Reproduce every line of the records below word for word, without changing anything.
# start of Excerpted data
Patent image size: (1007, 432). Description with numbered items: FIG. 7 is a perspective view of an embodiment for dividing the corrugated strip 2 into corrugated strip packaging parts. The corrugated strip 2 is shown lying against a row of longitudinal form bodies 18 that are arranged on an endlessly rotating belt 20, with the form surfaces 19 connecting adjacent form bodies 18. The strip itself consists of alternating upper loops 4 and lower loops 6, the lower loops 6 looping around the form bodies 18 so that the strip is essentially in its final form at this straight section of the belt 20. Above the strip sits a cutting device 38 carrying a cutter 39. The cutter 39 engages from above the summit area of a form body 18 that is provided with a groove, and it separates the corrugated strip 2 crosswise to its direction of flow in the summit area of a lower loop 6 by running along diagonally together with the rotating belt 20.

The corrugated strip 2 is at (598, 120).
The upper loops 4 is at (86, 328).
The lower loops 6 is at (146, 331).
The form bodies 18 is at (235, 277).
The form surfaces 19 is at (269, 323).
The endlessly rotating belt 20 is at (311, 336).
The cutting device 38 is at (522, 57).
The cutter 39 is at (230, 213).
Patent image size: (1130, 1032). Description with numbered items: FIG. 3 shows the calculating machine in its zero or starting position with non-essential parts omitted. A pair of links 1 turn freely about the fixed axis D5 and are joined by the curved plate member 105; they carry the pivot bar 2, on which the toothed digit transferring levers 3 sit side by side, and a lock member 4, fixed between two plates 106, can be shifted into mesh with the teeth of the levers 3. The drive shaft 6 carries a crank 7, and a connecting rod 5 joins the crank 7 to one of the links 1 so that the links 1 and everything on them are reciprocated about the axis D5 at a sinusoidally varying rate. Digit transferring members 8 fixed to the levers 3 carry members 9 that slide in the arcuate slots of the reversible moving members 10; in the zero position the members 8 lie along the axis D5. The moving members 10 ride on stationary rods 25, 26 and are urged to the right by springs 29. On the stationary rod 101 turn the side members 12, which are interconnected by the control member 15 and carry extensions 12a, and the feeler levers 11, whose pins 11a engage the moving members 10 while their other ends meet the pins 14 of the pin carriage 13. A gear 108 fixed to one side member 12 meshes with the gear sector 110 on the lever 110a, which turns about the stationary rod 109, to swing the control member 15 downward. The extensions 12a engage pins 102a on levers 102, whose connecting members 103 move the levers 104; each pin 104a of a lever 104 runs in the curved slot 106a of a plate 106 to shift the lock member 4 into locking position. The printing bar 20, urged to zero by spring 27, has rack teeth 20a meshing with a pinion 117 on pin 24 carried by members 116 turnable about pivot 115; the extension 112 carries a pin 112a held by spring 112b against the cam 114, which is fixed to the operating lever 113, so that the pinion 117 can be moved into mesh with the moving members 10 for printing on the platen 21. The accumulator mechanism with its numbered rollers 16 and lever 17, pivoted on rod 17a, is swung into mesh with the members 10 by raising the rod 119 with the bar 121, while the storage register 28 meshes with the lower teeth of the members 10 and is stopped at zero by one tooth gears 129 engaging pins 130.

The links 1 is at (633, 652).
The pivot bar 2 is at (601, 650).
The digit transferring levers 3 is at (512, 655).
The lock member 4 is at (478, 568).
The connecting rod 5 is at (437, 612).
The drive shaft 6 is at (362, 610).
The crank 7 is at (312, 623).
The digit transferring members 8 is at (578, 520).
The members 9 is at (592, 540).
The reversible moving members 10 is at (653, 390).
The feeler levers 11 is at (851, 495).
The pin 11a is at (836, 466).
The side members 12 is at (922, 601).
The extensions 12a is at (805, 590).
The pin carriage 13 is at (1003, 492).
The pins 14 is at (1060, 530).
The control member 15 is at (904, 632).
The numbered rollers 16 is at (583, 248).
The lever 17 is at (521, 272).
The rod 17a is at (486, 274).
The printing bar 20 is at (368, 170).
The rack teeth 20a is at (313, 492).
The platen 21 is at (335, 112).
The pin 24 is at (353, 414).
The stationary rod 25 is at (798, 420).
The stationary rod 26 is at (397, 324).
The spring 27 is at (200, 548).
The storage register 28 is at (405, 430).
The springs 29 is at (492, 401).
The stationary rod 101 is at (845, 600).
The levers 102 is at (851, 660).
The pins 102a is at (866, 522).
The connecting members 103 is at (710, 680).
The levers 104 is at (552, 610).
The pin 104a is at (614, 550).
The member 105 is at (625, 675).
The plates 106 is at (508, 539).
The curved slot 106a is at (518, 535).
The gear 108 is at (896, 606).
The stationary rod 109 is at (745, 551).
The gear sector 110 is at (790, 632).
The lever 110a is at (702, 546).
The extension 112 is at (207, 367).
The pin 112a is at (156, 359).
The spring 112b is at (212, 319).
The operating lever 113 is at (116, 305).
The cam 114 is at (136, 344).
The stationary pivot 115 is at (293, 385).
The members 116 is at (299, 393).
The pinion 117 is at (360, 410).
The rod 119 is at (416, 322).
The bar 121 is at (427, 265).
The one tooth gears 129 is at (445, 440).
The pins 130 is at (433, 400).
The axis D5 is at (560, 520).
# end of Excerpted data
Solution to the problem:
Patent image size: (1007, 432). Description with numbered items: FIG. 7 is a perspective view of an embodiment for dividing the corrugated strip 2 into corrugated strip packaging parts. The corrugated strip 2 is shown lying against a row of longitudinal form bodies 18 that are arranged on an endlessly rotating belt 20, with the form surfaces 19 connecting adjacent form bodies 18. The strip itself consists of alternating upper loops 4 and lower loops 6, the lower loops 6 looping around the form bodies 18 so that the strip is essentially in its final form at this straight section of the belt 20. Above the strip sits a cutting device 38 carrying a cutter 39. The cutter 39 engages from above the summit area of a form body 18 that is provided with a groove, and it separates the corrugated strip 2 crosswise to its direction of flow in the summit area of a lower loop 6 by running along diagonally together with the rotating belt 20.

The corrugated strip 2 is at (598, 120).
The upper loops 4 is at (86, 328).
The lower loops 6 is at (146, 331).
The form bodies 18 is at (235, 277).
The form surfaces 19 is at (269, 323).
The endlessly rotating belt 20 is at (311, 336).
The cutting device 38 is at (522, 57).
The cutter 39 is at (230, 213).
Patent image size: (1130, 1032). Description with numbered items: FIG. 3 shows the calculating machine in its zero or starting position with non-essential parts omitted. A pair of links 1 turn freely about the fixed axis D5 and are joined by the curved plate member 105; they carry the pivot bar 2, on which the toothed digit transferring levers 3 sit side by side, and a lock member 4, fixed between two plates 106, can be shifted into mesh with the teeth of the levers 3. The drive shaft 6 carries a crank 7, and a connecting rod 5 joins the crank 7 to one of the links 1 so that the links 1 and everything on them are reciprocated about the axis D5 at a sinusoidally varying rate. Digit transferring members 8 fixed to the levers 3 carry members 9 that slide in the arcuate slots of the reversible moving members 10; in the zero position the members 8 lie along the axis D5. The moving members 10 ride on stationary rods 25, 26 and are urged to the right by springs 29. On the stationary rod 101 turn the side members 12, which are interconnected by the control member 15 and carry extensions 12a, and the feeler levers 11, whose pins 11a engage the moving members 10 while their other ends meet the pins 14 of the pin carriage 13. A gear 108 fixed to one side member 12 meshes with the gear sector 110 on the lever 110a, which turns about the stationary rod 109, to swing the control member 15 downward. The extensions 12a engage pins 102a on levers 102, whose connecting members 103 move the levers 104; each pin 104a of a lever 104 runs in the curved slot 106a of a plate 106 to shift the lock member 4 into locking position. The printing bar 20, urged to zero by spring 27, has rack teeth 20a meshing with a pinion 117 on pin 24 carried by members 116 turnable about pivot 115; the extension 112 carries a pin 112a held by spring 112b against the cam 114, which is fixed to the operating lever 113, so that the pinion 117 can be moved into mesh with the moving members 10 for printing on the platen 21. The accumulator mechanism with its numbered rollers 16 and lever 17, pivoted on rod 17a, is swung into mesh with the members 10 by raising the rod 119 with the bar 121, while the storage register 28 meshes with the lower teeth of the members 10 and is stopped at zero by one tooth gears 129 engaging pins 130.

The links 1 is at (633, 652).
The pivot bar 2 is at (601, 650).
The digit transferring levers 3 is at (512, 655).
The lock member 4 is at (478, 568).
The connecting rod 5 is at (437, 612).
The drive shaft 6 is at (362, 610).
The crank 7 is at (312, 623).
The digit transferring members 8 is at (578, 520).
The members 9 is at (592, 540).
The reversible moving members 10 is at (653, 390).
The feeler levers 11 is at (851, 495).
The pin 11a is at (836, 466).
The side members 12 is at (922, 601).
The extensions 12a is at (805, 590).
The pin carriage 13 is at (1003, 492).
The pins 14 is at (1060, 530).
The control member 15 is at (904, 632).
The numbered rollers 16 is at (583, 248).
The lever 17 is at (521, 272).
The rod 17a is at (486, 274).
The printing bar 20 is at (368, 170).
The rack teeth 20a is at (313, 492).
The platen 21 is at (335, 112).
The pin 24 is at (353, 414).
The stationary rod 25 is at (798, 420).
The stationary rod 26 is at (397, 324).
The spring 27 is at (200, 548).
The storage register 28 is at (405, 430).
The springs 29 is at (492, 401).
The stationary rod 101 is at (845, 600).
The levers 102 is at (851, 660).
The pins 102a is at (866, 522).
The connecting members 103 is at (710, 680).
The levers 104 is at (552, 610).
The pin 104a is at (614, 550).
The member 105 is at (625, 675).
The plates 106 is at (508, 539).
The curved slot 106a is at (518, 535).
The gear 108 is at (896, 606).
The stationary rod 109 is at (745, 551).
The gear sector 110 is at (790, 632).
The lever 110a is at (702, 546).
The extension 112 is at (207, 367).
The pin 112a is at (156, 359).
The spring 112b is at (212, 319).
The operating lever 113 is at (116, 305).
The cam 114 is at (136, 344).
The stationary pivot 115 is at (293, 385).
The members 116 is at (299, 393).
The pinion 117 is at (360, 410).
The rod 119 is at (416, 322).
The bar 121 is at (427, 265).
The one tooth gears 129 is at (445, 440).
The pins 130 is at (433, 400).
The axis D5 is at (560, 520).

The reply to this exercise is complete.